Start of RECORDS TO PROCESS

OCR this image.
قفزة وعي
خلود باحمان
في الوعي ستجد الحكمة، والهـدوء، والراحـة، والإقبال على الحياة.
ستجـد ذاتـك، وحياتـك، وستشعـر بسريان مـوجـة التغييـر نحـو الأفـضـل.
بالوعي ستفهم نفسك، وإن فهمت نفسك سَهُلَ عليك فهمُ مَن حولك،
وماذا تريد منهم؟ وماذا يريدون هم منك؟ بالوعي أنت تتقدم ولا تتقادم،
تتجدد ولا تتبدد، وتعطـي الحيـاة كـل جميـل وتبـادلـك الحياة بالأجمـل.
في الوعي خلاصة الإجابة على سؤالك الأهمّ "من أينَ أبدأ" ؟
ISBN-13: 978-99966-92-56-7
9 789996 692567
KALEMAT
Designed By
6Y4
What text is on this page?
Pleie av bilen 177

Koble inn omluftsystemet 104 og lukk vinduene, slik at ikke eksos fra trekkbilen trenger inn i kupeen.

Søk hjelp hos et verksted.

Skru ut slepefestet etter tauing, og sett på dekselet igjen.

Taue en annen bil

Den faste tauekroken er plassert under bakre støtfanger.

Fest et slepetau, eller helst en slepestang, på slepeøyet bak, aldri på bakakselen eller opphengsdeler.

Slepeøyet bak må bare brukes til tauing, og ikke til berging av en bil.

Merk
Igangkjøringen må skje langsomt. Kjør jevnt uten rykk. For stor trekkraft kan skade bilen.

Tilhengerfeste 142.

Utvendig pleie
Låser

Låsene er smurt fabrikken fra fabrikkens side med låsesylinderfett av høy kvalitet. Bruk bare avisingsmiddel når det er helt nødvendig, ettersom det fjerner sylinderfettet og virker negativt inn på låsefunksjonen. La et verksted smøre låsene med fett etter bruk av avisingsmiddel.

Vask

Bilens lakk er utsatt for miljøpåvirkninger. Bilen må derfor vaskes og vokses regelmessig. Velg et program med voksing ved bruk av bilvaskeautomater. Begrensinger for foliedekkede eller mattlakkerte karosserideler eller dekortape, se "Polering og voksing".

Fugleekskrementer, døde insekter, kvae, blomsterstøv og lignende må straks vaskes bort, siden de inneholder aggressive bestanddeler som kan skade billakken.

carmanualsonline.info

End of RECORDS TO PROCESS

» **WHAT IS BEING ASKED**: Check every line for "الحياة" and show the ones that have it.

» **IN RESPONSE**:
في الوعي ستجد الحكمة، والهـدوء، والراحـة، والإقبال على الحياة.
تتجدد ولا تتبدد، وتعطـي الحيـاة كـل جميـل وتبـادلـك الحياة بالأجمـل.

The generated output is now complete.